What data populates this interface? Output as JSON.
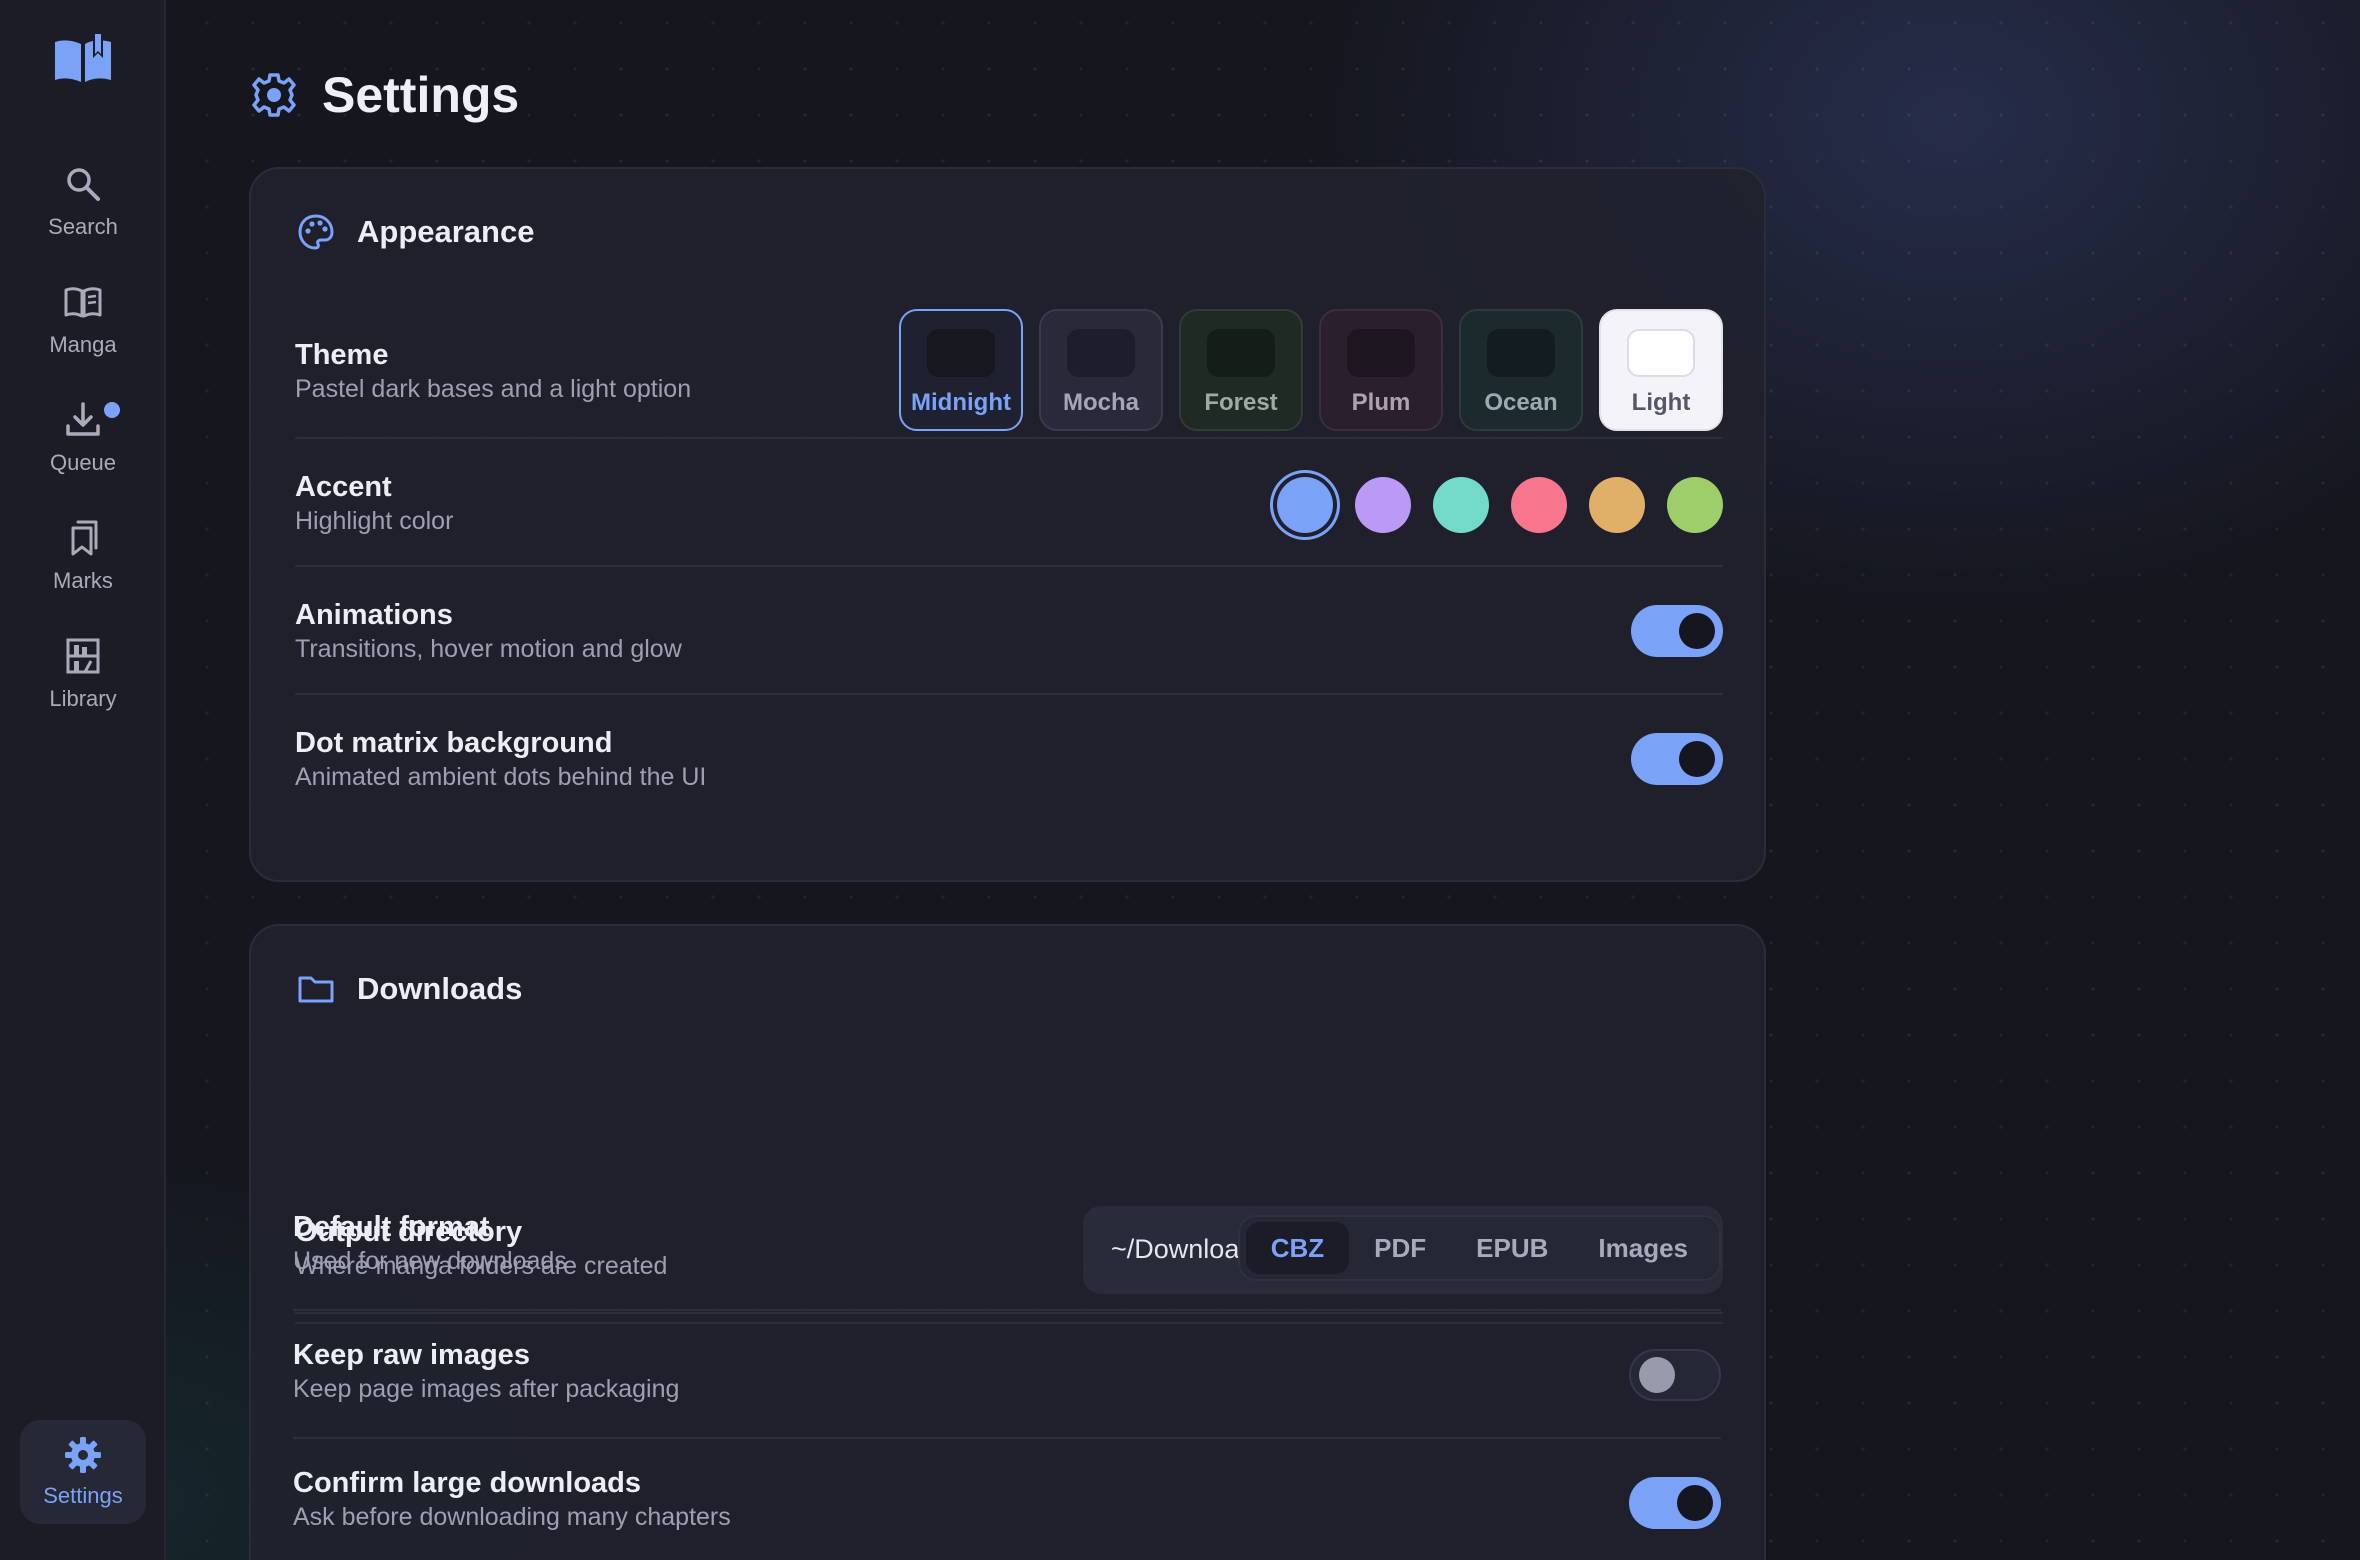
{
  "sidebar": {
    "items": [
      {
        "label": "Search",
        "icon": "search-icon"
      },
      {
        "label": "Manga",
        "icon": "book-open-icon"
      },
      {
        "label": "Queue",
        "icon": "download-icon",
        "badge": true
      },
      {
        "label": "Marks",
        "icon": "bookmarks-icon"
      },
      {
        "label": "Library",
        "icon": "bookshelf-icon"
      }
    ],
    "settings_label": "Settings"
  },
  "header": {
    "title": "Settings"
  },
  "appearance": {
    "title": "Appearance",
    "theme": {
      "title": "Theme",
      "sub": "Pastel dark bases and a light option",
      "options": [
        {
          "label": "Midnight",
          "bg": "#1f2030",
          "inner": "#16171f",
          "text": "#7aa2f7",
          "border": "#7aa2f7"
        },
        {
          "label": "Mocha",
          "bg": "#2a2939",
          "inner": "#1e1d2b",
          "text": "#a4a5b8",
          "border": "#3a3a4f"
        },
        {
          "label": "Forest",
          "bg": "#1f2a24",
          "inner": "#151d19",
          "text": "#9eaaa3",
          "border": "#2f3d34"
        },
        {
          "label": "Plum",
          "bg": "#2a1f2d",
          "inner": "#1d1520",
          "text": "#aea2b2",
          "border": "#3c2e40"
        },
        {
          "label": "Ocean",
          "bg": "#1c2a2e",
          "inner": "#131d21",
          "text": "#9aaaae",
          "border": "#2b3c41"
        },
        {
          "label": "Light",
          "bg": "#f4f4f8",
          "inner": "#ffffff",
          "text": "#55566a",
          "border": "#e2e2ea"
        }
      ],
      "selected": "Midnight"
    },
    "accent": {
      "title": "Accent",
      "sub": "Highlight color",
      "colors": [
        "#7aa2f7",
        "#bb9af7",
        "#73daca",
        "#f7768e",
        "#e0af68",
        "#9ece6a"
      ],
      "selected": "#7aa2f7"
    },
    "animations": {
      "title": "Animations",
      "sub": "Transitions, hover motion and glow",
      "on": true
    },
    "dot_matrix": {
      "title": "Dot matrix background",
      "sub": "Animated ambient dots behind the UI",
      "on": true
    }
  },
  "downloads": {
    "title": "Downloads",
    "output_dir": {
      "title": "Output directory",
      "sub": "Where manga folders are created",
      "value": "~/Downloads/WeebCentral"
    },
    "format": {
      "title": "Default format",
      "sub": "Used for new downloads",
      "options": [
        "CBZ",
        "PDF",
        "EPUB",
        "Images"
      ],
      "selected": "CBZ"
    },
    "keep_raw": {
      "title": "Keep raw images",
      "sub": "Keep page images after packaging",
      "on": false
    },
    "confirm_large": {
      "title": "Confirm large downloads",
      "sub": "Ask before downloading many chapters",
      "on": true
    }
  },
  "colors": {
    "accent": "#7aa2f7"
  }
}
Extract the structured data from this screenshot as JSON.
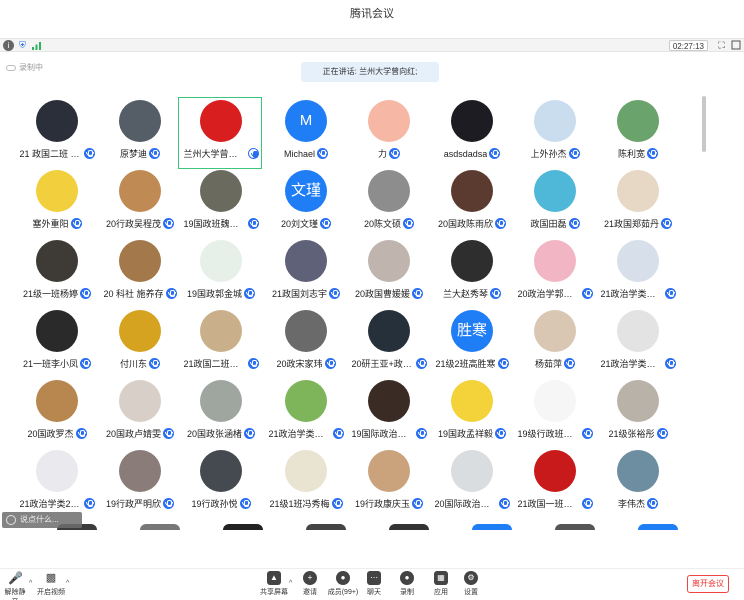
{
  "window": {
    "title": "腾讯会议"
  },
  "status": {
    "timer": "02:27:13",
    "info_icon": "info-icon",
    "shield_icon": "shield-icon",
    "signal_icon": "signal-icon"
  },
  "recording": {
    "label": "录制中"
  },
  "speaking": {
    "text": "正在讲话: 兰州大学曾向红;"
  },
  "participants": [
    {
      "name": "21 政国二班 刘...",
      "bg": "#2b2f3a",
      "mic": "muted"
    },
    {
      "name": "原梦迪",
      "bg": "#555d66",
      "mic": "muted"
    },
    {
      "name": "兰州大学曾向红",
      "bg": "#d81e1e",
      "mic": "on",
      "active": true
    },
    {
      "name": "Michael",
      "bg": "#1f7df5",
      "letter": "M",
      "mic": "muted"
    },
    {
      "name": "力",
      "bg": "#f6b7a5",
      "mic": "muted"
    },
    {
      "name": "asdsdadsa",
      "bg": "#1c1c22",
      "mic": "muted"
    },
    {
      "name": "上外孙杰",
      "bg": "#c9ddef",
      "mic": "muted"
    },
    {
      "name": "陈利宽",
      "bg": "#6aa36b",
      "mic": "muted"
    },
    {
      "name": "塞外重阳",
      "bg": "#f2cf3c",
      "mic": "muted"
    },
    {
      "name": "20行政吴程茂",
      "bg": "#c08a55",
      "mic": "muted"
    },
    {
      "name": "19国政班魏周新龙",
      "bg": "#6b6a5e",
      "mic": "muted"
    },
    {
      "name": "20刘文瑾",
      "bg": "#1f7df5",
      "letter": "文瑾",
      "mic": "muted"
    },
    {
      "name": "20陈文硕",
      "bg": "#8d8d8d",
      "mic": "muted"
    },
    {
      "name": "20国政陈雨欣",
      "bg": "#5b3a30",
      "mic": "muted"
    },
    {
      "name": "政国田磊",
      "bg": "#4fb7d8",
      "mic": "muted"
    },
    {
      "name": "21政国郑茹丹",
      "bg": "#e7d7c5",
      "mic": "muted"
    },
    {
      "name": "21级一班杨婷",
      "bg": "#3e3a36",
      "mic": "muted"
    },
    {
      "name": "20 科社 施养存",
      "bg": "#a3784a",
      "mic": "muted"
    },
    {
      "name": "19国政郭金城",
      "bg": "#e7efe9",
      "mic": "muted"
    },
    {
      "name": "21政国刘志宇",
      "bg": "#5f6178",
      "mic": "muted"
    },
    {
      "name": "20政国曹媛媛",
      "bg": "#bfb4ae",
      "mic": "muted"
    },
    {
      "name": "兰大赵秀琴",
      "bg": "#2e2e2e",
      "mic": "muted"
    },
    {
      "name": "20政治学郭玉朵",
      "bg": "#f2b5c3",
      "mic": "muted"
    },
    {
      "name": "21政治学类二班...",
      "bg": "#d7dfea",
      "mic": "muted"
    },
    {
      "name": "21一班李小凤",
      "bg": "#2a2a2a",
      "mic": "muted"
    },
    {
      "name": "付川东",
      "bg": "#d6a320",
      "mic": "muted"
    },
    {
      "name": "21政国二班李辉",
      "bg": "#c9b08a",
      "mic": "muted"
    },
    {
      "name": "20政宋家玮",
      "bg": "#6a6a6a",
      "mic": "muted"
    },
    {
      "name": "20研王亚+政国院",
      "bg": "#25303a",
      "mic": "muted"
    },
    {
      "name": "21级2班高胜寒",
      "bg": "#1f7df5",
      "letter": "胜寒",
      "mic": "muted"
    },
    {
      "name": "杨茹萍",
      "bg": "#d9c7b4",
      "mic": "muted"
    },
    {
      "name": "21政治学类二班张...",
      "bg": "#e3e3e3",
      "mic": "muted"
    },
    {
      "name": "20国政罗杰",
      "bg": "#b8864f",
      "mic": "muted"
    },
    {
      "name": "20国政卢婧雯",
      "bg": "#d8d0c8",
      "mic": "muted"
    },
    {
      "name": "20国政张涵楮",
      "bg": "#9fa6a0",
      "mic": "muted"
    },
    {
      "name": "21政治学类二班...",
      "bg": "#7fb55a",
      "mic": "muted"
    },
    {
      "name": "19国际政治薛纪澜",
      "bg": "#3a2c24",
      "mic": "muted"
    },
    {
      "name": "19国政孟祥毅",
      "bg": "#f3d23a",
      "mic": "muted"
    },
    {
      "name": "19级行政班叶尔...",
      "bg": "#f6f6f6",
      "mic": "muted"
    },
    {
      "name": "21级张裕彤",
      "bg": "#b9b2a9",
      "mic": "muted"
    },
    {
      "name": "21政治学类2班...",
      "bg": "#e9e9ee",
      "mic": "muted"
    },
    {
      "name": "19行政严明欣",
      "bg": "#8a7d79",
      "mic": "muted"
    },
    {
      "name": "19行政孙悦",
      "bg": "#444a50",
      "mic": "muted"
    },
    {
      "name": "21级1班冯秀梅",
      "bg": "#e9e3d2",
      "mic": "muted"
    },
    {
      "name": "19行政康庆玉",
      "bg": "#caa27c",
      "mic": "muted"
    },
    {
      "name": "20国际政治王侃年",
      "bg": "#d9dde0",
      "mic": "muted"
    },
    {
      "name": "21政国一班梁宵华",
      "bg": "#c81a1a",
      "mic": "muted"
    },
    {
      "name": "李伟杰",
      "bg": "#6d8da0",
      "mic": "muted"
    }
  ],
  "chat": {
    "placeholder": "说点什么..."
  },
  "toolbar": {
    "unmute": "解除静音",
    "video": "开启视频",
    "share": "共享屏幕",
    "invite": "邀请",
    "members": "成员(99+)",
    "chat": "聊天",
    "record": "录制",
    "apps": "应用",
    "settings": "设置",
    "leave": "离开会议"
  }
}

#####

What to produce: Check each line above for the string "selected" and report how many lines have it, giving only the number.

Exercise result: 3